PROBLEM TO SOLVE ▸
Reproduce the listing below in its entirety. Change nothing.
========
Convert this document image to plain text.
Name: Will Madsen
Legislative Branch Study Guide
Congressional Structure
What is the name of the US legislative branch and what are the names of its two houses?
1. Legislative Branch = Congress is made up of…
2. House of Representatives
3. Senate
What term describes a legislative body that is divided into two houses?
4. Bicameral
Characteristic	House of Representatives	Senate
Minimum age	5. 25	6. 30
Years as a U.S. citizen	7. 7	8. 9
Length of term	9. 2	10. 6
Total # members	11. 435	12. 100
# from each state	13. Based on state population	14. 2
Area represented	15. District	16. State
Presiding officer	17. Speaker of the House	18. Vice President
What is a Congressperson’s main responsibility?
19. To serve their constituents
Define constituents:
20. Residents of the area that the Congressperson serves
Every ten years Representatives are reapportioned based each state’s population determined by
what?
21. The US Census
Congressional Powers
========
RESPONSE FOR THIS EXERCISE ▸
Convert this document image to plain text.
Name: Will Madsen
Legislative Branch Study Guide
Congressional Structure
What is the name of the US legislative branch and what are the names of its two houses?
1. Legislative Branch = Congress is made up of…
2. House of Representatives
3. Senate
What term describes a legislative body that is divided into two houses?
4. Bicameral
Characteristic	House of Representatives	Senate
Minimum age	5. 25	6. 30
Years as a U.S. citizen	7. 7	8. 9
Length of term	9. 2	10. 6
Total # members	11. 435	12. 100
# from each state	13. Based on state population	14. 2
Area represented	15. District	16. State
Presiding officer	17. Speaker of the House	18. Vice President
What is a Congressperson’s main responsibility?
19. To serve their constituents
Define constituents:
20. Residents of the area that the Congressperson serves
Every ten years Representatives are reapportioned based each state’s population determined by
what?
21. The US Census
Congressional Powers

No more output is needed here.